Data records
:::

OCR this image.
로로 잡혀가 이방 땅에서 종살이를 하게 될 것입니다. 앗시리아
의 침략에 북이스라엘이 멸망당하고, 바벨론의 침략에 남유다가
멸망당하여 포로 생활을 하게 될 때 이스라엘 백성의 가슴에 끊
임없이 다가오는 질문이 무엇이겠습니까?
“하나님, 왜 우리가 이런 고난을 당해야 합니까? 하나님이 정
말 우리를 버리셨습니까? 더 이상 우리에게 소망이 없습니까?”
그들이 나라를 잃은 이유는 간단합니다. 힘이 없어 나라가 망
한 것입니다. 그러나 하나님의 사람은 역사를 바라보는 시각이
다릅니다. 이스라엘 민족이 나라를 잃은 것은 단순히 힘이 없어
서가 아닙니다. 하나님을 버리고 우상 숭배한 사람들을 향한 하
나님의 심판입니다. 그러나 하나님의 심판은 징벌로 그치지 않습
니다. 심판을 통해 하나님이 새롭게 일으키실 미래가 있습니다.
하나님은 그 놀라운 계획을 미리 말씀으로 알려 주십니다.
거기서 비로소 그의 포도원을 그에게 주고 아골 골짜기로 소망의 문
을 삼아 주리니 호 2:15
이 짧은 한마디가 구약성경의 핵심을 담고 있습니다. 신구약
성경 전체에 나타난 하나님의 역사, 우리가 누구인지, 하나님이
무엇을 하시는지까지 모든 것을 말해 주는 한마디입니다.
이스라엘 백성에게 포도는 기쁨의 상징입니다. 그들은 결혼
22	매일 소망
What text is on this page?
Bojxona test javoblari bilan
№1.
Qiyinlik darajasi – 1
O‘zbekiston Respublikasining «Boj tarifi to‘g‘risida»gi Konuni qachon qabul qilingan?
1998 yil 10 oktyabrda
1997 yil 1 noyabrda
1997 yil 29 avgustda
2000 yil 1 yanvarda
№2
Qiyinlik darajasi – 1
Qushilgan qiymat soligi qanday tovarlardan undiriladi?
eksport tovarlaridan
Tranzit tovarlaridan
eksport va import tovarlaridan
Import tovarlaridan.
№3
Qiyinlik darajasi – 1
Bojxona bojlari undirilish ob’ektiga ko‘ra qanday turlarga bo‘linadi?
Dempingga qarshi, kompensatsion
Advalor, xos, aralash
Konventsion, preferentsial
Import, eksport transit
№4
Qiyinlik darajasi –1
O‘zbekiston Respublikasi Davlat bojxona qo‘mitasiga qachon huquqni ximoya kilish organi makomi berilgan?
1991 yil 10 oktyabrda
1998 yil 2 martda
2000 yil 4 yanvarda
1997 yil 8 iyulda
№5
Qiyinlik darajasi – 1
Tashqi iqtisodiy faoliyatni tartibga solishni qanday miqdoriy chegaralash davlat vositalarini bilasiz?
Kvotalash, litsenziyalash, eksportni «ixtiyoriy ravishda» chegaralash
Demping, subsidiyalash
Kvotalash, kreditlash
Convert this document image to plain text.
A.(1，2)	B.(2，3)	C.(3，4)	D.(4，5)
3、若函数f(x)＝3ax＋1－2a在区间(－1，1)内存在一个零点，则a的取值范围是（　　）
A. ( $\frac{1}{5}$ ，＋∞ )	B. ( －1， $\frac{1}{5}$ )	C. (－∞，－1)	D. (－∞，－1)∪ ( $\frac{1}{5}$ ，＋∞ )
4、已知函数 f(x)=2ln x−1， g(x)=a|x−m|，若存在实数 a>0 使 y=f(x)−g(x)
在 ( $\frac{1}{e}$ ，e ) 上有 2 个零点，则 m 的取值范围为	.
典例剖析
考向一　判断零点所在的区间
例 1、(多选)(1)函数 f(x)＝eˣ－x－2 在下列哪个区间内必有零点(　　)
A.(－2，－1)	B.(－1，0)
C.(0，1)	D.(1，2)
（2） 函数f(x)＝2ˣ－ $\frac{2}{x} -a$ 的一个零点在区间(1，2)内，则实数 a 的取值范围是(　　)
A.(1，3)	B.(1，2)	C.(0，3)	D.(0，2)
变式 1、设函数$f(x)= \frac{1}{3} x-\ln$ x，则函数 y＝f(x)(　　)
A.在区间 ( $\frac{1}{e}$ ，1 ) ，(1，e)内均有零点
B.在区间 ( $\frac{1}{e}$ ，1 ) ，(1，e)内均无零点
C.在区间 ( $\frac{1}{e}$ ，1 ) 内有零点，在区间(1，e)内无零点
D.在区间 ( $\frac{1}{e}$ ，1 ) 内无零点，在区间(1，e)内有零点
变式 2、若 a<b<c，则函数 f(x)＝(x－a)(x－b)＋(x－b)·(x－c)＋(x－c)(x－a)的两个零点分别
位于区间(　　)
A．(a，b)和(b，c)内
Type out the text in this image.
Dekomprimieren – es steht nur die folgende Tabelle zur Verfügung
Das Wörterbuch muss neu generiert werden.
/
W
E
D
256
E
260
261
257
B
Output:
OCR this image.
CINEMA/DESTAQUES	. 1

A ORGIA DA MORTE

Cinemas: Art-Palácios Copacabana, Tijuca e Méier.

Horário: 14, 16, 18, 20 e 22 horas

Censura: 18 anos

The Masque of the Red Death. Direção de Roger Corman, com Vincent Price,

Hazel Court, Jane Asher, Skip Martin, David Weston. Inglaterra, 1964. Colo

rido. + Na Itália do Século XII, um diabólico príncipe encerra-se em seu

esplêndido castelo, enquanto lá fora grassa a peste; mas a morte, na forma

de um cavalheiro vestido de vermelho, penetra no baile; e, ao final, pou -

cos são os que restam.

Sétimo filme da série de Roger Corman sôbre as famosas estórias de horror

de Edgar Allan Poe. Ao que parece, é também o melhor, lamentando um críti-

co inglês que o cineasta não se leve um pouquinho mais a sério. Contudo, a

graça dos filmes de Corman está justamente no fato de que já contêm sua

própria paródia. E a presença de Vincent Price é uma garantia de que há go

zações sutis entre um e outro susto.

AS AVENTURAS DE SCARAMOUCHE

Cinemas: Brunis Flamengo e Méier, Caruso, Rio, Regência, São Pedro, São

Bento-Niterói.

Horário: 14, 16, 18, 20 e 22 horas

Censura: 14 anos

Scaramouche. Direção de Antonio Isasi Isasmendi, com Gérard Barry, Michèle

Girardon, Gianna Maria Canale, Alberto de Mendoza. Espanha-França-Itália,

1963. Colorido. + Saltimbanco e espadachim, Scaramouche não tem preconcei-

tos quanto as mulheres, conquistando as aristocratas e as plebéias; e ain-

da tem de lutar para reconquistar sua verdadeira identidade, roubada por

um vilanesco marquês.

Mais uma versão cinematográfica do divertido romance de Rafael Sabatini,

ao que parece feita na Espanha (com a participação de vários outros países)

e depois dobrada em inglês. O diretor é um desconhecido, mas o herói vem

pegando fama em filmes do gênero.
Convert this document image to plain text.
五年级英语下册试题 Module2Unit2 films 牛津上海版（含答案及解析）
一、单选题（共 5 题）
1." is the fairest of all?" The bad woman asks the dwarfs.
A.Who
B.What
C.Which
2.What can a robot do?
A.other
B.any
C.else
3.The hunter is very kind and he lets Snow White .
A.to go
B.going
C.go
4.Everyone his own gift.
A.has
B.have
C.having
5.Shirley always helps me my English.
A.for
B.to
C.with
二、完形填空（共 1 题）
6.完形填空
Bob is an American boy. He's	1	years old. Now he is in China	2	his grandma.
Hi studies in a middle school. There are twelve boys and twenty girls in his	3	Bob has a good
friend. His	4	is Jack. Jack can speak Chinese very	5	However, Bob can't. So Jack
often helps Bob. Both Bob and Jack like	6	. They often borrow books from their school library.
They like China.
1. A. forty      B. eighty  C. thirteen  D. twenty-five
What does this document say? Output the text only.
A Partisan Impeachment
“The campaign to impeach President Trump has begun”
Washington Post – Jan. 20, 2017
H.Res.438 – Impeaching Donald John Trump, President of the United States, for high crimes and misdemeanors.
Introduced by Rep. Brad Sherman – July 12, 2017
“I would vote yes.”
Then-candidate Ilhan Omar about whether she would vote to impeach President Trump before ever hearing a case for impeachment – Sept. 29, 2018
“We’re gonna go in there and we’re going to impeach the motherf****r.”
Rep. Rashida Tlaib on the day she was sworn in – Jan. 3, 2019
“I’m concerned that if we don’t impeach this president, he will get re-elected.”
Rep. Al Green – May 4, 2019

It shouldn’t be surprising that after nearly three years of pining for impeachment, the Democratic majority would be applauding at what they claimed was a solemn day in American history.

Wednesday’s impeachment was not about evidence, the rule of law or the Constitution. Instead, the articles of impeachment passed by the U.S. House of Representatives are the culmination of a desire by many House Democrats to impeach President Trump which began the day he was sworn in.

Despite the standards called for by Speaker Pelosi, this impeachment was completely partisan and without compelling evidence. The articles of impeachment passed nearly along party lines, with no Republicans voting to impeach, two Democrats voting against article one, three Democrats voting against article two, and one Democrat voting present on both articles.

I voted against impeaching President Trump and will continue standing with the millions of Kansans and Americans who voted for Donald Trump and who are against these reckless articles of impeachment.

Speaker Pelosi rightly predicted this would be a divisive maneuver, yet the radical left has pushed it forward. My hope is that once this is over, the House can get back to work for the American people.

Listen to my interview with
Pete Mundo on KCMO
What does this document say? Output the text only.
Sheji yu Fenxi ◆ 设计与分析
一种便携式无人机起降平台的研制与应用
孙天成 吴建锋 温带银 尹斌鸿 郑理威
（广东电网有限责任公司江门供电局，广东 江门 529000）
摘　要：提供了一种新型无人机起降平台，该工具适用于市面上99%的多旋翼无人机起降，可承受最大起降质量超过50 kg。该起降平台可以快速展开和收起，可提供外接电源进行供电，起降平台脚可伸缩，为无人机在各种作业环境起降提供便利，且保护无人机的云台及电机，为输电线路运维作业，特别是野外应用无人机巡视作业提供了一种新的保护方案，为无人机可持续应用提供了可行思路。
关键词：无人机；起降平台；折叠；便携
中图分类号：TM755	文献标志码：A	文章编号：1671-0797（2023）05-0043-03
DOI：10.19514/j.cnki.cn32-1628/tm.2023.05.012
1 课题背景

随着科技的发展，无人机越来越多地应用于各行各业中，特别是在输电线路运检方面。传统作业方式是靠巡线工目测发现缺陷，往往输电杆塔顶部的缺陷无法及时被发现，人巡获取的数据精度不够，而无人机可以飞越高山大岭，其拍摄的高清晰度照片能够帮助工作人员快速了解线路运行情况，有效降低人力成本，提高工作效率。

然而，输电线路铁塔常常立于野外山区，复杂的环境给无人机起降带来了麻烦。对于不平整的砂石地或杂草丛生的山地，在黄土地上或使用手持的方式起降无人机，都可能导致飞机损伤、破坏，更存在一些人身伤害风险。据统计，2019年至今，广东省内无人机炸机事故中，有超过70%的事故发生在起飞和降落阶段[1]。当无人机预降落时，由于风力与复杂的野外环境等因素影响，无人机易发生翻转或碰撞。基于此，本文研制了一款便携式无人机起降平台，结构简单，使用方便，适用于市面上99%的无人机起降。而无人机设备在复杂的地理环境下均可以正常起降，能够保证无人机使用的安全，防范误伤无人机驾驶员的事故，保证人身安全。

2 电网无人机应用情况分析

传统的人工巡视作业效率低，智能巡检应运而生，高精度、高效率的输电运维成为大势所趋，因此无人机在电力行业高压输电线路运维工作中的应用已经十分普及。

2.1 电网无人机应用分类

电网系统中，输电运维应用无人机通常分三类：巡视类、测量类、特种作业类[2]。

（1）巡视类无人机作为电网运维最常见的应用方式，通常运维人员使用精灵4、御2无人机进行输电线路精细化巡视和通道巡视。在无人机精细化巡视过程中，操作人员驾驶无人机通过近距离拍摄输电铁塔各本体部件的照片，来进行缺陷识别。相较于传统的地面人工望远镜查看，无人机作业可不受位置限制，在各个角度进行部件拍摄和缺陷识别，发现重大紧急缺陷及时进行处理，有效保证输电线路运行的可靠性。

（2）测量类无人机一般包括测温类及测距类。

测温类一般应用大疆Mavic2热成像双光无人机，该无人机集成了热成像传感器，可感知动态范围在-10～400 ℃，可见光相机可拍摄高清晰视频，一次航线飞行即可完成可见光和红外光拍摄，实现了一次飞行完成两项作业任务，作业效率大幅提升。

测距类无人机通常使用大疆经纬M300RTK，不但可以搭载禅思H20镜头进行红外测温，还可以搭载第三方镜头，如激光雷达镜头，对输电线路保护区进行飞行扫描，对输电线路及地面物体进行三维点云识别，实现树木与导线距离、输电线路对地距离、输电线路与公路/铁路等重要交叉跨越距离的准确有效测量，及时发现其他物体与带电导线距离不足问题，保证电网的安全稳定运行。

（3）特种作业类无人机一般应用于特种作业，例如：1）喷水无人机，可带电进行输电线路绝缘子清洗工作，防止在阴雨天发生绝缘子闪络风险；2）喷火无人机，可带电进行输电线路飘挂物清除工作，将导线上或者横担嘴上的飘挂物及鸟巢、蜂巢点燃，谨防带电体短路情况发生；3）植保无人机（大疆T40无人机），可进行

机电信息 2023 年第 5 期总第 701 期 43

:::

Direction –
Filter the entries down to the lines containing "qanday". Copy each of those lines.

In response –
Qushilgan qiymat soligi qanday tovarlardan undiriladi?
Bojxona bojlari undirilish ob’ektiga ko‘ra qanday turlarga bo‘linadi?
Tashqi iqtisodiy faoliyatni tartibga solishni qanday miqdoriy chegaralash davlat vositalarini bilasiz?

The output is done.